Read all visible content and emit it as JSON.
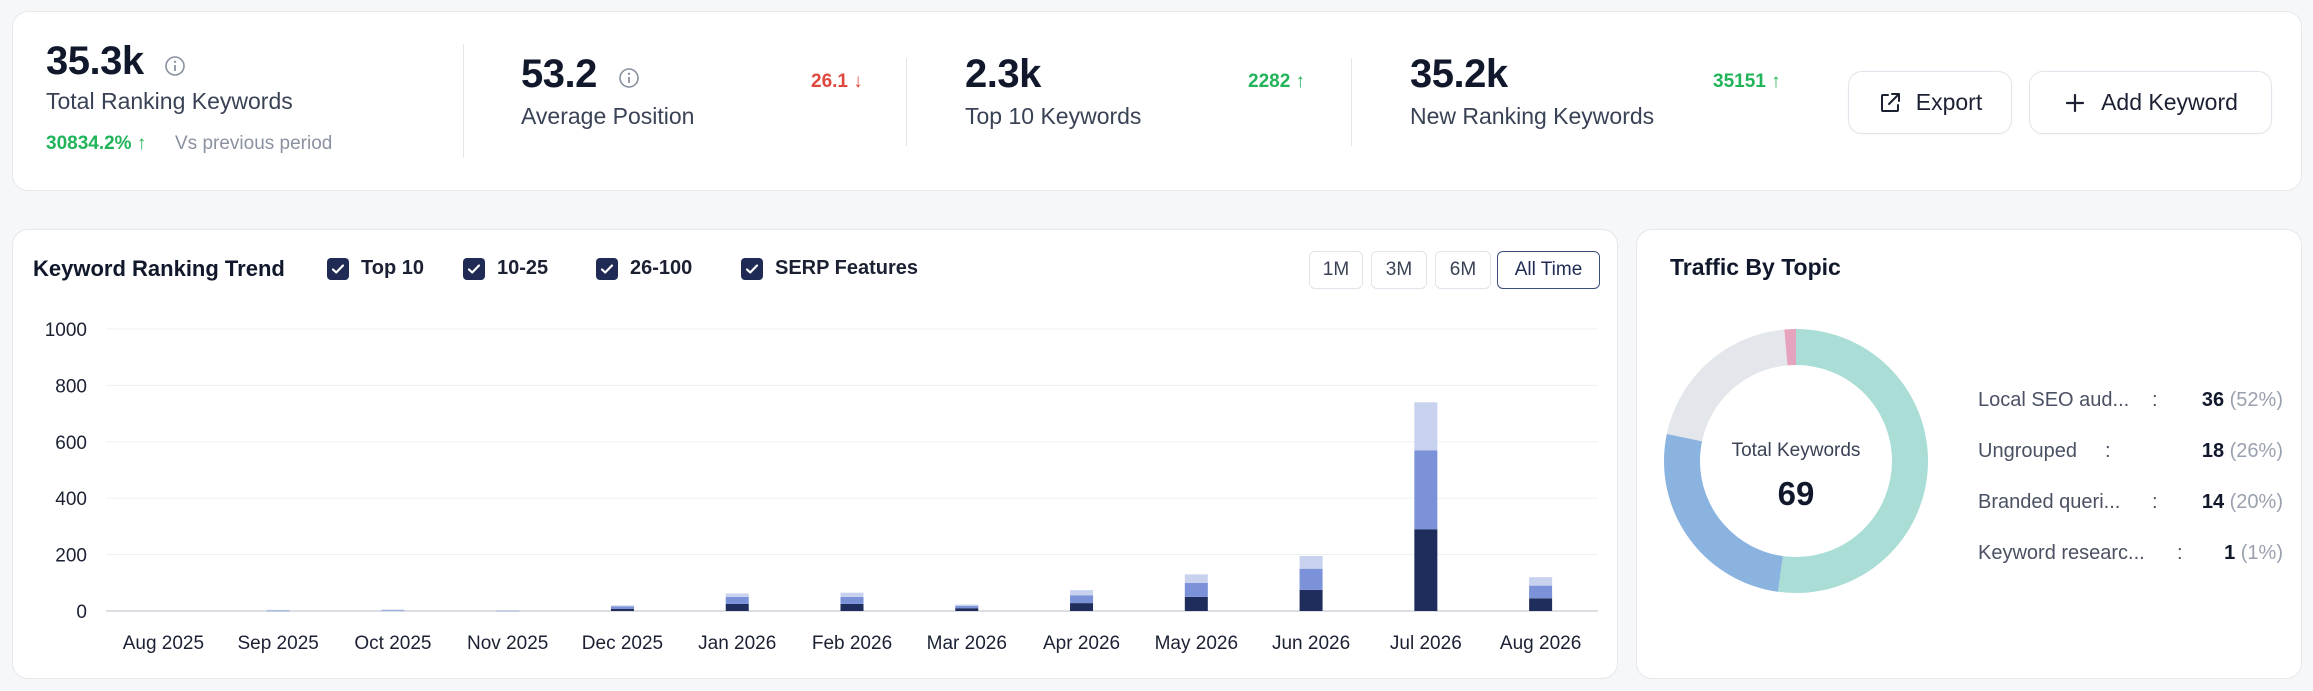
{
  "stats": {
    "total": {
      "value": "35.3k",
      "label": "Total Ranking Keywords",
      "delta": "30834.2% ↑",
      "vs": "Vs previous period"
    },
    "avg": {
      "value": "53.2",
      "label": "Average Position",
      "delta": "26.1 ↓"
    },
    "top10": {
      "value": "2.3k",
      "label": "Top 10 Keywords",
      "delta": "2282 ↑"
    },
    "new": {
      "value": "35.2k",
      "label": "New Ranking Keywords",
      "delta": "35151 ↑"
    }
  },
  "buttons": {
    "export": "Export",
    "add": "Add Keyword"
  },
  "trend": {
    "title": "Keyword Ranking Trend",
    "filters": [
      "Top 10",
      "10-25",
      "26-100",
      "SERP Features"
    ],
    "ranges": [
      "1M",
      "3M",
      "6M",
      "All Time"
    ],
    "active_range": "All Time"
  },
  "chart_data": {
    "type": "bar",
    "stacked": true,
    "categories": [
      "Aug 2025",
      "Sep 2025",
      "Oct 2025",
      "Nov 2025",
      "Dec 2025",
      "Jan 2026",
      "Feb 2026",
      "Mar 2026",
      "Apr 2026",
      "May 2026",
      "Jun 2026",
      "Jul 2026",
      "Aug 2026"
    ],
    "series": [
      {
        "name": "Top 10",
        "color": "#1f2d5c",
        "values": [
          0,
          0,
          0,
          0,
          8,
          25,
          25,
          10,
          28,
          50,
          75,
          290,
          45
        ]
      },
      {
        "name": "10-25",
        "color": "#7b92d9",
        "values": [
          0,
          2,
          3,
          2,
          8,
          25,
          25,
          8,
          28,
          50,
          75,
          280,
          45
        ]
      },
      {
        "name": "26-100",
        "color": "#c8d2ef",
        "values": [
          0,
          2,
          2,
          1,
          4,
          12,
          15,
          5,
          18,
          30,
          45,
          170,
          30
        ]
      }
    ],
    "yticks": [
      0,
      200,
      400,
      600,
      800,
      1000
    ],
    "ylim": [
      0,
      1000
    ],
    "grid": true,
    "legend": "top"
  },
  "traffic": {
    "title": "Traffic By Topic",
    "center_label": "Total Keywords",
    "center_value": "69",
    "topics": [
      {
        "name": "Local SEO aud...",
        "sep": ":",
        "count": "36",
        "pct": "(52%)",
        "value": 36,
        "color": "#a9ddd6"
      },
      {
        "name": "Ungrouped",
        "sep": ":",
        "count": "18",
        "pct": "(26%)",
        "value": 18,
        "color": "#8ab3e0"
      },
      {
        "name": "Branded queri...",
        "sep": ":",
        "count": "14",
        "pct": "(20%)",
        "value": 14,
        "color": "#e3e6eb"
      },
      {
        "name": "Keyword researc...",
        "sep": ":",
        "count": "1",
        "pct": "(1%)",
        "value": 1,
        "color": "#e6a3bd"
      }
    ]
  }
}
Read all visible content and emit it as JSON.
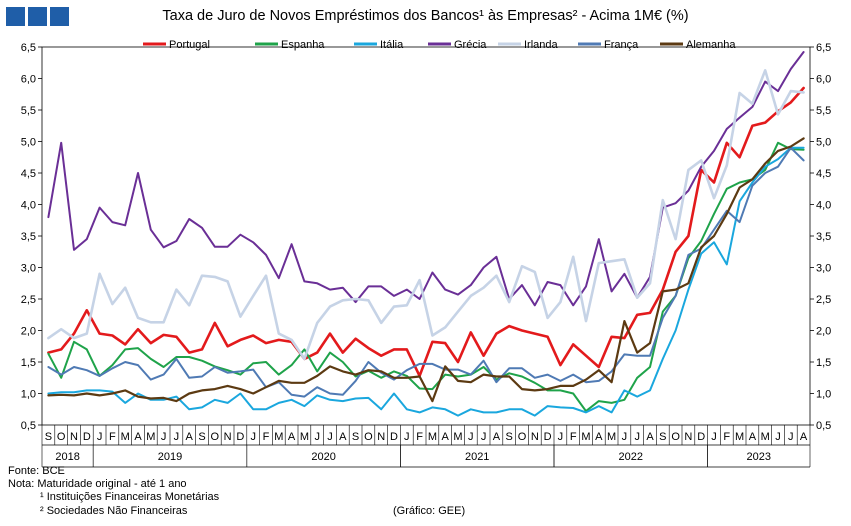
{
  "title": "Taxa de Juro de Novos Empréstimos  dos Bancos¹ às Empresas² - Acima 1M€ (%)",
  "footnotes": {
    "source": "Fonte:  BCE",
    "note": "Nota: Maturidade original - até 1 ano",
    "fn1": "¹ Instituições Financeiras Monetárias",
    "fn2": "² Sociedades Não Financeiras"
  },
  "credit": "(Gráfico: GEE)",
  "chart_data": {
    "type": "line",
    "title": "Taxa de Juro de Novos Empréstimos  dos Bancos¹ às Empresas² - Acima 1M€ (%)",
    "ylim": [
      0.5,
      6.5
    ],
    "yticks": [
      "0,5",
      "1,0",
      "1,5",
      "2,0",
      "2,5",
      "3,0",
      "3,5",
      "4,0",
      "4,5",
      "5,0",
      "5,5",
      "6,0",
      "6,5"
    ],
    "secondary_axis": true,
    "legend_position": "top",
    "months": [
      "S",
      "O",
      "N",
      "D",
      "J",
      "F",
      "M",
      "A",
      "M",
      "J",
      "J",
      "A",
      "S",
      "O",
      "N",
      "D",
      "J",
      "F",
      "M",
      "A",
      "M",
      "J",
      "J",
      "A",
      "S",
      "O",
      "N",
      "D",
      "J",
      "F",
      "M",
      "A",
      "M",
      "J",
      "J",
      "A",
      "S",
      "O",
      "N",
      "D",
      "J",
      "F",
      "M",
      "A",
      "M",
      "J",
      "J",
      "A",
      "S",
      "O",
      "N",
      "D",
      "J",
      "F",
      "M",
      "A",
      "M",
      "J",
      "J",
      "A"
    ],
    "years": [
      {
        "label": "2018",
        "start": 0,
        "end": 4
      },
      {
        "label": "2019",
        "start": 4,
        "end": 16
      },
      {
        "label": "2020",
        "start": 16,
        "end": 28
      },
      {
        "label": "2021",
        "start": 28,
        "end": 40
      },
      {
        "label": "2022",
        "start": 40,
        "end": 52
      },
      {
        "label": "2023",
        "start": 52,
        "end": 60
      }
    ],
    "series": [
      {
        "name": "Portugal",
        "color": "#e31a1c",
        "width": 2.6,
        "values": [
          1.65,
          1.7,
          1.95,
          2.32,
          1.95,
          1.92,
          1.78,
          2.02,
          1.8,
          1.93,
          1.9,
          1.65,
          1.7,
          2.12,
          1.75,
          1.85,
          1.92,
          1.8,
          1.85,
          1.82,
          1.55,
          1.65,
          1.95,
          1.65,
          1.87,
          1.72,
          1.6,
          1.7,
          1.7,
          1.28,
          1.82,
          1.8,
          1.5,
          1.97,
          1.6,
          1.95,
          2.07,
          2.0,
          1.95,
          1.9,
          1.45,
          1.78,
          1.6,
          1.42,
          1.9,
          1.88,
          2.25,
          2.28,
          2.65,
          3.25,
          3.5,
          4.55,
          4.35,
          4.98,
          4.75,
          5.25,
          5.3,
          5.48,
          5.62,
          5.85
        ]
      },
      {
        "name": "Espanha",
        "color": "#1fa34a",
        "width": 2,
        "values": [
          1.63,
          1.25,
          1.82,
          1.7,
          1.28,
          1.45,
          1.7,
          1.72,
          1.55,
          1.42,
          1.58,
          1.58,
          1.52,
          1.43,
          1.37,
          1.3,
          1.48,
          1.5,
          1.3,
          1.45,
          1.7,
          1.35,
          1.65,
          1.5,
          1.27,
          1.36,
          1.25,
          1.35,
          1.28,
          1.08,
          1.07,
          1.3,
          1.27,
          1.3,
          1.42,
          1.22,
          1.32,
          1.27,
          1.17,
          1.05,
          1.05,
          1.0,
          0.72,
          0.88,
          0.85,
          0.9,
          1.25,
          1.42,
          2.3,
          2.55,
          3.15,
          3.42,
          3.85,
          4.25,
          4.35,
          4.4,
          4.55,
          4.98,
          4.88,
          4.87
        ]
      },
      {
        "name": "Itália",
        "color": "#1aa7de",
        "width": 2,
        "values": [
          1.0,
          1.02,
          1.02,
          1.05,
          1.05,
          1.03,
          0.85,
          1.0,
          0.9,
          0.9,
          0.95,
          0.75,
          0.78,
          0.9,
          0.85,
          1.0,
          0.75,
          0.75,
          0.85,
          0.9,
          0.8,
          0.97,
          0.9,
          0.88,
          0.92,
          0.93,
          0.75,
          1.0,
          0.75,
          0.7,
          0.78,
          0.75,
          0.65,
          0.75,
          0.7,
          0.7,
          0.75,
          0.75,
          0.65,
          0.8,
          0.78,
          0.77,
          0.7,
          0.8,
          0.7,
          1.05,
          0.95,
          1.05,
          1.55,
          2.0,
          2.65,
          3.22,
          3.4,
          3.05,
          4.05,
          4.35,
          4.6,
          4.72,
          4.9,
          4.9
        ]
      },
      {
        "name": "Grécia",
        "color": "#6a2f96",
        "width": 2,
        "values": [
          3.8,
          4.98,
          3.28,
          3.45,
          3.95,
          3.72,
          3.67,
          4.5,
          3.6,
          3.32,
          3.42,
          3.77,
          3.63,
          3.33,
          3.33,
          3.52,
          3.4,
          3.2,
          2.83,
          3.37,
          2.78,
          2.75,
          2.65,
          2.68,
          2.45,
          2.7,
          2.7,
          2.55,
          2.65,
          2.5,
          2.92,
          2.65,
          2.57,
          2.72,
          3.0,
          3.17,
          2.5,
          2.72,
          2.4,
          2.77,
          2.72,
          2.4,
          2.7,
          3.45,
          2.62,
          2.9,
          2.52,
          2.85,
          3.95,
          4.02,
          4.22,
          4.6,
          4.85,
          5.2,
          5.38,
          5.55,
          5.95,
          5.8,
          6.15,
          6.42
        ]
      },
      {
        "name": "Irlanda",
        "color": "#c6d3e6",
        "width": 2.6,
        "values": [
          1.88,
          2.02,
          1.88,
          1.95,
          2.9,
          2.42,
          2.68,
          2.2,
          2.13,
          2.13,
          2.65,
          2.4,
          2.87,
          2.85,
          2.78,
          2.22,
          2.55,
          2.87,
          1.95,
          1.85,
          1.55,
          2.12,
          2.38,
          2.48,
          2.5,
          2.48,
          2.12,
          2.38,
          2.4,
          2.8,
          1.92,
          2.05,
          2.3,
          2.55,
          2.68,
          2.87,
          2.45,
          3.02,
          2.93,
          2.2,
          2.45,
          3.17,
          2.15,
          3.07,
          3.1,
          3.13,
          2.52,
          2.75,
          4.07,
          3.45,
          4.55,
          4.7,
          4.1,
          4.62,
          5.77,
          5.6,
          6.13,
          5.43,
          5.8,
          5.78
        ]
      },
      {
        "name": "França",
        "color": "#4f7ab4",
        "width": 2,
        "values": [
          1.42,
          1.3,
          1.42,
          1.37,
          1.28,
          1.4,
          1.5,
          1.45,
          1.22,
          1.3,
          1.55,
          1.25,
          1.27,
          1.42,
          1.33,
          1.35,
          1.38,
          1.1,
          1.18,
          0.98,
          0.95,
          1.1,
          1.0,
          0.98,
          1.2,
          1.5,
          1.33,
          1.22,
          1.37,
          1.47,
          1.47,
          1.38,
          1.38,
          1.3,
          1.52,
          1.18,
          1.4,
          1.4,
          1.25,
          1.3,
          1.2,
          1.3,
          1.18,
          1.2,
          1.35,
          1.62,
          1.6,
          1.6,
          2.2,
          2.55,
          3.2,
          3.3,
          3.6,
          3.9,
          3.72,
          4.3,
          4.5,
          4.6,
          4.9,
          4.7
        ]
      },
      {
        "name": "Alemanha",
        "color": "#5c3a12",
        "width": 2.2,
        "values": [
          0.97,
          0.98,
          0.97,
          1.0,
          0.97,
          1.0,
          1.05,
          0.95,
          0.92,
          0.93,
          0.88,
          1.0,
          1.05,
          1.07,
          1.12,
          1.07,
          1.0,
          1.1,
          1.2,
          1.17,
          1.17,
          1.28,
          1.43,
          1.35,
          1.3,
          1.37,
          1.35,
          1.25,
          1.25,
          1.27,
          0.88,
          1.43,
          1.2,
          1.18,
          1.3,
          1.27,
          1.27,
          1.07,
          1.05,
          1.07,
          1.12,
          1.12,
          1.22,
          1.37,
          1.18,
          2.15,
          1.65,
          1.8,
          2.62,
          2.65,
          2.75,
          3.32,
          3.5,
          3.85,
          4.27,
          4.4,
          4.65,
          4.85,
          4.92,
          5.05
        ]
      }
    ]
  }
}
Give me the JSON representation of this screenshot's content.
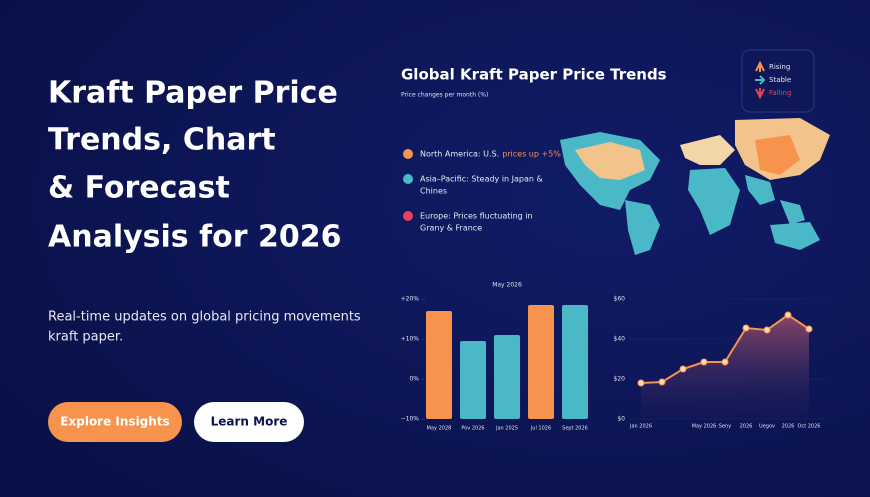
•••
_The problem_
Report only how many lines in the entries contain "Acima".

_Written answer_
2